-- Begin The data --
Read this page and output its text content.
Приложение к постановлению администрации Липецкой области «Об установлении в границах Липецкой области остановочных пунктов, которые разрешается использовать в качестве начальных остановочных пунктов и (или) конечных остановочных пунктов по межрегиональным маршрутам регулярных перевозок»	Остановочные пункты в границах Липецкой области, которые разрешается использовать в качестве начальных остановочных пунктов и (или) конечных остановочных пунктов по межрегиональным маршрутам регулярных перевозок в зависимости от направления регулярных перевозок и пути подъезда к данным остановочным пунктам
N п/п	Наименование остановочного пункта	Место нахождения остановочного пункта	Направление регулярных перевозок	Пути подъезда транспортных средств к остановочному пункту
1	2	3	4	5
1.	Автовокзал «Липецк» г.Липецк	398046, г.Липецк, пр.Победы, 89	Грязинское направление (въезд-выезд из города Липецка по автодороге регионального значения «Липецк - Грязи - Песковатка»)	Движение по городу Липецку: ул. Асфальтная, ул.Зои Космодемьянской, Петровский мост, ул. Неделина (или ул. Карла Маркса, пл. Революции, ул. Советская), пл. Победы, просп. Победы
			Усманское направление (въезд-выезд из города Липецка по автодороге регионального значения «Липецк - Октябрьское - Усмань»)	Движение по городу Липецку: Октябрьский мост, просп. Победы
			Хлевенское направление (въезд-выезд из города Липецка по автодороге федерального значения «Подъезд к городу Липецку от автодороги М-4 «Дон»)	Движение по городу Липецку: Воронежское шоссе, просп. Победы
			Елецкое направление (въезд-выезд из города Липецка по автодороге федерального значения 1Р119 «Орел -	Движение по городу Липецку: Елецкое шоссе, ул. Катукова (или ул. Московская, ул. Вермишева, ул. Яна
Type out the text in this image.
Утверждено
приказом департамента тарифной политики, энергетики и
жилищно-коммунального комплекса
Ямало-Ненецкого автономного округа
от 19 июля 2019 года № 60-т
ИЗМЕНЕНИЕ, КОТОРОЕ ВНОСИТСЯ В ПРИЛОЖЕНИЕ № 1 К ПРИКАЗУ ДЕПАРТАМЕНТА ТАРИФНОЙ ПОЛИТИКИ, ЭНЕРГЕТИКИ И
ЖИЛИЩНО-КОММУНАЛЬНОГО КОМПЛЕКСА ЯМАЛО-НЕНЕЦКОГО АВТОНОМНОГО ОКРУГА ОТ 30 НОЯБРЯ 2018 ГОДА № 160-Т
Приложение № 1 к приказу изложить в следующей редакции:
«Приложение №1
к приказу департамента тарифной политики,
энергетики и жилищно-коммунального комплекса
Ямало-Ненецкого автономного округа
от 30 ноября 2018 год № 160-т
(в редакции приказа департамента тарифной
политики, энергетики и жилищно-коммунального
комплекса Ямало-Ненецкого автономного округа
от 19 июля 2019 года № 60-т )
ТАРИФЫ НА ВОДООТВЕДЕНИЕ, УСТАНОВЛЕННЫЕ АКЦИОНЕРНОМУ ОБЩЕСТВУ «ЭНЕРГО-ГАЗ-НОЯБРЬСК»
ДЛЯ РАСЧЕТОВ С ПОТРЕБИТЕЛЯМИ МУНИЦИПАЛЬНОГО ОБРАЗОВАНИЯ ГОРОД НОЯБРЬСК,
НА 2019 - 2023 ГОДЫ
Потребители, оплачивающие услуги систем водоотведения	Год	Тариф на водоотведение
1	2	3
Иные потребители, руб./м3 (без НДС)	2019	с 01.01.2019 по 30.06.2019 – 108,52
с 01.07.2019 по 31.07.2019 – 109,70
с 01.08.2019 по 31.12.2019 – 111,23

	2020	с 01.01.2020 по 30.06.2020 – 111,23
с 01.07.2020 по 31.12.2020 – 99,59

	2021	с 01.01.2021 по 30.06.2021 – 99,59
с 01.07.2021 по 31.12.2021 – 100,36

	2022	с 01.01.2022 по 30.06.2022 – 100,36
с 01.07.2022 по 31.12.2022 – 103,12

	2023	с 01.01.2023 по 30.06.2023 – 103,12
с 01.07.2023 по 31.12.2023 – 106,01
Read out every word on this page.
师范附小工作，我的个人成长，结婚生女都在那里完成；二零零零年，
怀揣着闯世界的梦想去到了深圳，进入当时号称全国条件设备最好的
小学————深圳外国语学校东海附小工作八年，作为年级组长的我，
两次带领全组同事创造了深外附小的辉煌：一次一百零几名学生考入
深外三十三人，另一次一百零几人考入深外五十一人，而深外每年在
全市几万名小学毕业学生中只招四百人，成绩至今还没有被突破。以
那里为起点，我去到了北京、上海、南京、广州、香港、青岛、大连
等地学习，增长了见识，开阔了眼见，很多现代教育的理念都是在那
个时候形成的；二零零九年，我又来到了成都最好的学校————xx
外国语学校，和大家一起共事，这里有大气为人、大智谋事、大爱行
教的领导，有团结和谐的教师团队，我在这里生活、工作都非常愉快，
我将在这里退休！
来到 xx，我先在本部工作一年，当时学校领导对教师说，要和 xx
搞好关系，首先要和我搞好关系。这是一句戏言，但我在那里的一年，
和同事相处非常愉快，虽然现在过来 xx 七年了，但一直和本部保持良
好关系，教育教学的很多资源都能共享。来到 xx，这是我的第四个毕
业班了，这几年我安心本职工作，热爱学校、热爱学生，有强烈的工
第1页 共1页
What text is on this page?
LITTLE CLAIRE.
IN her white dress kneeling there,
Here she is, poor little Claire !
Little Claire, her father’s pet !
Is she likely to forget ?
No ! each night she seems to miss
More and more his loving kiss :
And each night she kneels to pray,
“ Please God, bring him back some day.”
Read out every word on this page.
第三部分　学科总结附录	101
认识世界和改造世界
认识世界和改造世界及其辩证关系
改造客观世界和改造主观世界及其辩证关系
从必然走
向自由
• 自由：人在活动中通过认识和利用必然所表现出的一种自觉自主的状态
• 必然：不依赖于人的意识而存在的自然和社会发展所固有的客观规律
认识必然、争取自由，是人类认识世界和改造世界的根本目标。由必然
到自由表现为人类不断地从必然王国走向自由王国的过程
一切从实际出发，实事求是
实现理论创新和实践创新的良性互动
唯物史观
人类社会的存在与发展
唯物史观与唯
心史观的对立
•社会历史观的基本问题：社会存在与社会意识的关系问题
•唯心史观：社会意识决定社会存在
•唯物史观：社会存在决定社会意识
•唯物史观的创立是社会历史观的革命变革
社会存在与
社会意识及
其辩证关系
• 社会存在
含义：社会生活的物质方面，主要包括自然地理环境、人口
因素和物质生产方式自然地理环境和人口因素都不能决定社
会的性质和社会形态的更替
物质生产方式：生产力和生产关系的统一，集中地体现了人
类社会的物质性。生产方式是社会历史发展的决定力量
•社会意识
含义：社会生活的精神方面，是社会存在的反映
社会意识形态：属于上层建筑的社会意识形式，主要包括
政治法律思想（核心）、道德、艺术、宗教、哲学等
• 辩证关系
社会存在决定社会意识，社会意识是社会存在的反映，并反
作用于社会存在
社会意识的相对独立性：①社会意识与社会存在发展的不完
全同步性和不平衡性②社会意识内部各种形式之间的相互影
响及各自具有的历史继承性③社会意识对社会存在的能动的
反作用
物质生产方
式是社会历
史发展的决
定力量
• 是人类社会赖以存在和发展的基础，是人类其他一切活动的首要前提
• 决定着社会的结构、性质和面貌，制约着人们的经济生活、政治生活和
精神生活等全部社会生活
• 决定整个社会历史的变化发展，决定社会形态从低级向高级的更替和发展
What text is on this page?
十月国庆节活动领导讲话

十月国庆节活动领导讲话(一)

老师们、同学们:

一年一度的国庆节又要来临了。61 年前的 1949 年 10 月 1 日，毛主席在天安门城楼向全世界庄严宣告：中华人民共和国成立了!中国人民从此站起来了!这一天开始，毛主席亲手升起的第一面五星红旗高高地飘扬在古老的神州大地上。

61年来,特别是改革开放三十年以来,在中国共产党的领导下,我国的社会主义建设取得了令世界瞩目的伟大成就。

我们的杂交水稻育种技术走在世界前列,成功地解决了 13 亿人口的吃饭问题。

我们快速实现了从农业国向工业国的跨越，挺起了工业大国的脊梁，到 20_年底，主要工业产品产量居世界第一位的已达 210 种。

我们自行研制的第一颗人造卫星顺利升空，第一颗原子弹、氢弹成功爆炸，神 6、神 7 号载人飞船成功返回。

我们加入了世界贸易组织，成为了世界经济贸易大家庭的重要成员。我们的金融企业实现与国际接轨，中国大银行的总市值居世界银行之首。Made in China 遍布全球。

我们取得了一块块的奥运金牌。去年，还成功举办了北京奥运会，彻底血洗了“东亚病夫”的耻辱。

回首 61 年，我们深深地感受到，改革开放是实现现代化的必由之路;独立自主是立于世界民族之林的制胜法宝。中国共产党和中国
-- End The data --
Objective: Copy out every line in the listing where the word "просп" appears.

The reply:
1.	Автовокзал «Липецк» г.Липецк	398046, г.Липецк, пр.Победы, 89	Грязинское направление (въезд-выезд из города Липецка по автодороге регионального значения «Липецк - Грязи - Песковатка»)	Движение по городу Липецку: ул. Асфальтная, ул.Зои Космодемьянской, Петровский мост, ул. Неделина (или ул. Карла Маркса, пл. Революции, ул. Советская), пл. Победы, просп. Победы
			Усманское направление (въезд-выезд из города Липецка по автодороге регионального значения «Липецк - Октябрьское - Усмань»)	Движение по городу Липецку: Октябрьский мост, просп. Победы
			Хлевенское направление (въезд-выезд из города Липецка по автодороге федерального значения «Подъезд к городу Липецку от автодороги М-4 «Дон»)	Движение по городу Липецку: Воронежское шоссе, просп. Победы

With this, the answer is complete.